▽
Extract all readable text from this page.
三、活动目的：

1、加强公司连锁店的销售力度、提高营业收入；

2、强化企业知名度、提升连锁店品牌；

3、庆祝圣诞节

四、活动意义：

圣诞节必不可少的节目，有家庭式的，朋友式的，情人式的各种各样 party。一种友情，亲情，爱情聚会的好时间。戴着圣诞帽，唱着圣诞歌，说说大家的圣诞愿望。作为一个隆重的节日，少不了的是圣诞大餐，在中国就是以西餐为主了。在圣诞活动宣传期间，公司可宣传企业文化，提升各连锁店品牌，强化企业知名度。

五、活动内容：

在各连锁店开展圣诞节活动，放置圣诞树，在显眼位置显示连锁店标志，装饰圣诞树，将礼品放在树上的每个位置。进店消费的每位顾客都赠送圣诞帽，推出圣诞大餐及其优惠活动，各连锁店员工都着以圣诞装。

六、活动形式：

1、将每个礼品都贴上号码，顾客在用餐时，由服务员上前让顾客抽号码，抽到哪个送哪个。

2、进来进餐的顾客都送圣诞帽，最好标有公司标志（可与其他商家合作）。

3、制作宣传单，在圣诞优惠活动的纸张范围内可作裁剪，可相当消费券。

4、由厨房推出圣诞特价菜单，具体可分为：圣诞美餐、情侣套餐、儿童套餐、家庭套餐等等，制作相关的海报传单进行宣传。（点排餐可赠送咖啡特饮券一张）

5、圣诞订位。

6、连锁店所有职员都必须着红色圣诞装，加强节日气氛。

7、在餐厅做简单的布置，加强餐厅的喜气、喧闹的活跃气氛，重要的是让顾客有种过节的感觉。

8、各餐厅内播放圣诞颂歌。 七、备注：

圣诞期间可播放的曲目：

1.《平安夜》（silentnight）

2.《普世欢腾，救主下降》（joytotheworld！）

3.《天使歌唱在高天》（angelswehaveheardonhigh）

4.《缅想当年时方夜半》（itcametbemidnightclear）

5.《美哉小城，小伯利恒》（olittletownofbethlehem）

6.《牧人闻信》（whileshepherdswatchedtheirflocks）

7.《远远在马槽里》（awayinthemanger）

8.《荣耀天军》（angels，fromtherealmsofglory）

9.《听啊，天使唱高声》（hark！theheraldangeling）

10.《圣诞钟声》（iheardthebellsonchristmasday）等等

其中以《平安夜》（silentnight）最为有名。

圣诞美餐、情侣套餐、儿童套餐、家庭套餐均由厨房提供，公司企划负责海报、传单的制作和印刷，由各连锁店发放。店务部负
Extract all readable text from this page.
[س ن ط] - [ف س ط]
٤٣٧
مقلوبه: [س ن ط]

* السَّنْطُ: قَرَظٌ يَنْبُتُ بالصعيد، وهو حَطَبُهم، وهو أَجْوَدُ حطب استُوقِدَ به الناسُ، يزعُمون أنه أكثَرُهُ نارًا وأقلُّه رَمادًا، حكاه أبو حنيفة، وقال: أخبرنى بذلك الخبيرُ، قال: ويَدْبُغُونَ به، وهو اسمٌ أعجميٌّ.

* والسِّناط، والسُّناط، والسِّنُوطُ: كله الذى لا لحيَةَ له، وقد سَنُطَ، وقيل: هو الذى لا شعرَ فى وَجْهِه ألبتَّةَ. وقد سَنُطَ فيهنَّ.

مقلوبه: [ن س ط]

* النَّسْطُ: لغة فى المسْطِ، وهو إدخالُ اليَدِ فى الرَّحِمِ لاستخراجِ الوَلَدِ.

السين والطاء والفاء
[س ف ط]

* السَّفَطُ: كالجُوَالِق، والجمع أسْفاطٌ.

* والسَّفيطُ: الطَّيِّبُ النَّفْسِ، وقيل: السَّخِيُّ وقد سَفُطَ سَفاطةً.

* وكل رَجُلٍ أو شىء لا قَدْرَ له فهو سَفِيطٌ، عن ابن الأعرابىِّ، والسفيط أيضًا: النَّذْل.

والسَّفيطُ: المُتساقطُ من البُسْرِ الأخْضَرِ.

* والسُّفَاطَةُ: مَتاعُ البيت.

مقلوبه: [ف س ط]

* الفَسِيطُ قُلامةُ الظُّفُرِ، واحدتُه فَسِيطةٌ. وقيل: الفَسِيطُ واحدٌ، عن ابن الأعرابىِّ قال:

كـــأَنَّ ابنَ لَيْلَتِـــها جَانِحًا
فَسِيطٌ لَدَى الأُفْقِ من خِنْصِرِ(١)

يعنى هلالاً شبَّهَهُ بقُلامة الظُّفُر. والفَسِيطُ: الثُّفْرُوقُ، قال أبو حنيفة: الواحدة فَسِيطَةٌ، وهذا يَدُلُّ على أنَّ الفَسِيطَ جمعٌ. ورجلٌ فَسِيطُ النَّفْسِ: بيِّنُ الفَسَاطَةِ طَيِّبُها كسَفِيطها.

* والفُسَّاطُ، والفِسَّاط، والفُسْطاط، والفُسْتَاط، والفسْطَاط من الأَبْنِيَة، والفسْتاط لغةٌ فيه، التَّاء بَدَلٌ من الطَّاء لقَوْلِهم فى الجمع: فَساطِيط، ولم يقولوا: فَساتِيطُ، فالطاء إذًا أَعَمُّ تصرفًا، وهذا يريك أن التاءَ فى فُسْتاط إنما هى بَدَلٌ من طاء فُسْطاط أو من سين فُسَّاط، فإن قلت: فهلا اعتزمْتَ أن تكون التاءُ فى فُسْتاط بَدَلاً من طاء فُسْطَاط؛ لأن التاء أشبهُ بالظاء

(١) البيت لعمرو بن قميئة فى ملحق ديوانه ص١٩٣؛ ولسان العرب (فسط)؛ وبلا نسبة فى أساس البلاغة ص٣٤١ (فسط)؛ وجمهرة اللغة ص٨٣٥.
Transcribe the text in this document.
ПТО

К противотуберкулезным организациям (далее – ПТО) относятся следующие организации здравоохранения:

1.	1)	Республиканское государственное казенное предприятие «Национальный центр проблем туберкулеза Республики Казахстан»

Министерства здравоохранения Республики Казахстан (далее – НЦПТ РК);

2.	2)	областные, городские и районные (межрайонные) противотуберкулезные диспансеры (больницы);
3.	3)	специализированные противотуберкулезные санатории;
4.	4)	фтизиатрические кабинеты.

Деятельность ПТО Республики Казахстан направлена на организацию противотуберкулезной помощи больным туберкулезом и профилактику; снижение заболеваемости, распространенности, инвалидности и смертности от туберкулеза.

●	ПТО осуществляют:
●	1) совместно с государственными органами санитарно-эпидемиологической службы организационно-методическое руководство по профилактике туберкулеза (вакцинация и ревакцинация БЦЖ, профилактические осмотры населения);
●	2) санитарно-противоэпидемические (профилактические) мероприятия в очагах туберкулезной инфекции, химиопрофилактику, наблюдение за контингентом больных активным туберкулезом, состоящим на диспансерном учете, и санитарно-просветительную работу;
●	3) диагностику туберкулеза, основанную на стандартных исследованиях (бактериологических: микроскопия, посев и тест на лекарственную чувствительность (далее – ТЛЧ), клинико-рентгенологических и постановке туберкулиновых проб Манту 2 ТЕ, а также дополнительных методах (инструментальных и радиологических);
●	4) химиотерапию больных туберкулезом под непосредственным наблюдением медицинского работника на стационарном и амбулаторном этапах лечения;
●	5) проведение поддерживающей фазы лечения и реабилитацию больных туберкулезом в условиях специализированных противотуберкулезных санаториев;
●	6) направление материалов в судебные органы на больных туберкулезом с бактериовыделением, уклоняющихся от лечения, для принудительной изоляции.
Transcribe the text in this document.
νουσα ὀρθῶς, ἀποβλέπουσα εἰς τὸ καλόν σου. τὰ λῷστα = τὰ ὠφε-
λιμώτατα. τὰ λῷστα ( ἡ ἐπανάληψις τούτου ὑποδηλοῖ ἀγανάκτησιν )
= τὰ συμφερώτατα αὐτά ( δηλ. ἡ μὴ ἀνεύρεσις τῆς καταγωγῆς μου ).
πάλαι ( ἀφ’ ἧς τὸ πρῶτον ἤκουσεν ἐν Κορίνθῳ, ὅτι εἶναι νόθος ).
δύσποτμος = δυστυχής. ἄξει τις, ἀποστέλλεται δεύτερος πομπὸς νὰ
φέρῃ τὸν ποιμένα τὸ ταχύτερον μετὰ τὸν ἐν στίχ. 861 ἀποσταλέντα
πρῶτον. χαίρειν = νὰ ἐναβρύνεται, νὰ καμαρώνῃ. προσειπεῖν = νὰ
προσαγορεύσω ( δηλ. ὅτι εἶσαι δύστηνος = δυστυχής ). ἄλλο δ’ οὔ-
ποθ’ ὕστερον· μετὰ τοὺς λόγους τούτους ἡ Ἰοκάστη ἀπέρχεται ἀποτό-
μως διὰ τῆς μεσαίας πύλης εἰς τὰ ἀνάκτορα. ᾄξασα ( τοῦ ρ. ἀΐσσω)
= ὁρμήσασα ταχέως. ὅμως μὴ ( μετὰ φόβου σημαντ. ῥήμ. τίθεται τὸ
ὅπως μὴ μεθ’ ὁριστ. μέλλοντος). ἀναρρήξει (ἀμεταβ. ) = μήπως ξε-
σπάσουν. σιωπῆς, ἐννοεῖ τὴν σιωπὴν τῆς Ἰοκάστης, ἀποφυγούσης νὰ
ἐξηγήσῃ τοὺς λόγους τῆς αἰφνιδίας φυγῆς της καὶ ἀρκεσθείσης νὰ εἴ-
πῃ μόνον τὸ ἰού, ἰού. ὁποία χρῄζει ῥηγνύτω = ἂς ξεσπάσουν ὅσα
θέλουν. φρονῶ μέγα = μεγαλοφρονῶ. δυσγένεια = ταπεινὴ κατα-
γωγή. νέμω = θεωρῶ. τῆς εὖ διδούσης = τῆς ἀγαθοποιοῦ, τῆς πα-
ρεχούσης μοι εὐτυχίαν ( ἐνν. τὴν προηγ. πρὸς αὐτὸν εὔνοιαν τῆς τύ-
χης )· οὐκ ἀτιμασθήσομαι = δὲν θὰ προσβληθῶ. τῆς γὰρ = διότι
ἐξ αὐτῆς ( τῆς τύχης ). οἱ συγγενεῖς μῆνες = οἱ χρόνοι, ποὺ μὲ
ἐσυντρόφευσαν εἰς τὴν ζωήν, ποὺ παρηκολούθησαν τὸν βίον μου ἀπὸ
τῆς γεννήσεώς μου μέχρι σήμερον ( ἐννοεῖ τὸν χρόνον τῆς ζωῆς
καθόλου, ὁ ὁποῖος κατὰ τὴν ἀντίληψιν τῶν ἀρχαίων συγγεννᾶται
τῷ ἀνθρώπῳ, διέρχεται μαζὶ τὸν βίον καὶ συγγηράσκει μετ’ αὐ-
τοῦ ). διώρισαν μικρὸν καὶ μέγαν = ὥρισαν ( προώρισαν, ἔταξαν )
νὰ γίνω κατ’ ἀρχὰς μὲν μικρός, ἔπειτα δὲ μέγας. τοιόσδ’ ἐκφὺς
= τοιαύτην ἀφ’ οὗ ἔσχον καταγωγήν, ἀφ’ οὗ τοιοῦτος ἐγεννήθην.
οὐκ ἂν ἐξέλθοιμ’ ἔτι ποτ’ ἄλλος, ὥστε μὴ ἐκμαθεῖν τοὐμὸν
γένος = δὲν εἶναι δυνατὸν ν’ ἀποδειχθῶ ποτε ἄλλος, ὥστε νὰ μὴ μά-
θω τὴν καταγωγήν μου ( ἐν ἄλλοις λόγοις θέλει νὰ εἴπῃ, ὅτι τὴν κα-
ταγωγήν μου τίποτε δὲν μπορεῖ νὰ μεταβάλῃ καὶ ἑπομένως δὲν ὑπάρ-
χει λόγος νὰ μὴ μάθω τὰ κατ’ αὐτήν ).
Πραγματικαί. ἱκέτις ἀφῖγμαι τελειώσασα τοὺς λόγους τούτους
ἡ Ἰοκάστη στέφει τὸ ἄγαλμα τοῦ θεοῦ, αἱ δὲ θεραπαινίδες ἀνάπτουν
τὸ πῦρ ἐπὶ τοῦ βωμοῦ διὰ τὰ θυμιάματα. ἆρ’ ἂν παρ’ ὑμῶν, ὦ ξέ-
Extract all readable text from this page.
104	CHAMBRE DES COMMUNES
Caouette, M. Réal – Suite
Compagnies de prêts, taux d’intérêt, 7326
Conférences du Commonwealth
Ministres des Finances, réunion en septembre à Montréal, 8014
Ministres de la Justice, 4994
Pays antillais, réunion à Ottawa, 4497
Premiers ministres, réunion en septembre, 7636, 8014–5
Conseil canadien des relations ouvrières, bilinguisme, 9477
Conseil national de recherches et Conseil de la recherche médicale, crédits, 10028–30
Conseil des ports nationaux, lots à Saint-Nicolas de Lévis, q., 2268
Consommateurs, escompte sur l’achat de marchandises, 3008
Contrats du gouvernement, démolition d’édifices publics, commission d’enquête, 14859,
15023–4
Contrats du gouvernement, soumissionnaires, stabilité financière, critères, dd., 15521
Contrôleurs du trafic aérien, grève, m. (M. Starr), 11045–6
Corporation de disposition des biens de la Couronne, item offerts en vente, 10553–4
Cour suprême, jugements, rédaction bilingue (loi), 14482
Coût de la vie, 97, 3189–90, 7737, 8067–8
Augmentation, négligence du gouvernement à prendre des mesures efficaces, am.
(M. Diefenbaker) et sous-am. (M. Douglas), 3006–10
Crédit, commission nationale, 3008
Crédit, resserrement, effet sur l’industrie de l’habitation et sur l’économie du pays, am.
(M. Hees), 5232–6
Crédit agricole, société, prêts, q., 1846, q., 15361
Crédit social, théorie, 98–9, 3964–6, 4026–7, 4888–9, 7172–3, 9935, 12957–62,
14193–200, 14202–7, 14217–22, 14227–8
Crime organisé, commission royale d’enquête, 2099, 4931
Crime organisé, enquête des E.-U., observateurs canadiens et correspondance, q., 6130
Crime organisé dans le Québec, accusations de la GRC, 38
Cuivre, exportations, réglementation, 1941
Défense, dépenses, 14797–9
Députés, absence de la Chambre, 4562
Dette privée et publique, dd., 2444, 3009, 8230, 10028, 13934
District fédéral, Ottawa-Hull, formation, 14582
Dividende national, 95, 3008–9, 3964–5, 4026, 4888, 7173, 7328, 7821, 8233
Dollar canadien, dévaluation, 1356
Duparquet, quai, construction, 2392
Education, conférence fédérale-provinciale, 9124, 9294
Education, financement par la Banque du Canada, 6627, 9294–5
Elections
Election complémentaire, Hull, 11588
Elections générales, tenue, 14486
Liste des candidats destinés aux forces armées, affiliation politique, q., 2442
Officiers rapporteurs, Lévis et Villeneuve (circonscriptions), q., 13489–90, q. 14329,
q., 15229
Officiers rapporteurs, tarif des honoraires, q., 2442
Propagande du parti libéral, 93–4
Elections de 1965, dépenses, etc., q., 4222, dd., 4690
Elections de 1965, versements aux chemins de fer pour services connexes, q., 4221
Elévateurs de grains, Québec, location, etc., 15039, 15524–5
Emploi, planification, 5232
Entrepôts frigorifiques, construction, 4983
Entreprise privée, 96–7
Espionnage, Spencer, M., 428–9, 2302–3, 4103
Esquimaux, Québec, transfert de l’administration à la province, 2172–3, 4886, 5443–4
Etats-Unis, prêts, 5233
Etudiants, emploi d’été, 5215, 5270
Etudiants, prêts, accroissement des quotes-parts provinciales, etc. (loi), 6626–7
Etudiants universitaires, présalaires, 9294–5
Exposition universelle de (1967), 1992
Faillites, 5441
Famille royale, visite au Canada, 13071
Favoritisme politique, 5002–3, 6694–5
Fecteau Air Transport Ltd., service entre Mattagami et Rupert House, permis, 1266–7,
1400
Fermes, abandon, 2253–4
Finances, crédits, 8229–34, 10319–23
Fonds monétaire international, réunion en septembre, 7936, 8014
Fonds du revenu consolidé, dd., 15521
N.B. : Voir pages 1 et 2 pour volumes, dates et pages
△
WHAT YOU SHOULD DO » Where a line holds the string "organisé", copy that line.

TASK RESPONSE »
Crime organisé, commission royale d’enquête, 2099, 4931
Crime organisé, enquête des E.-U., observateurs canadiens et correspondance, q., 6130
Crime organisé dans le Québec, accusations de la GRC, 38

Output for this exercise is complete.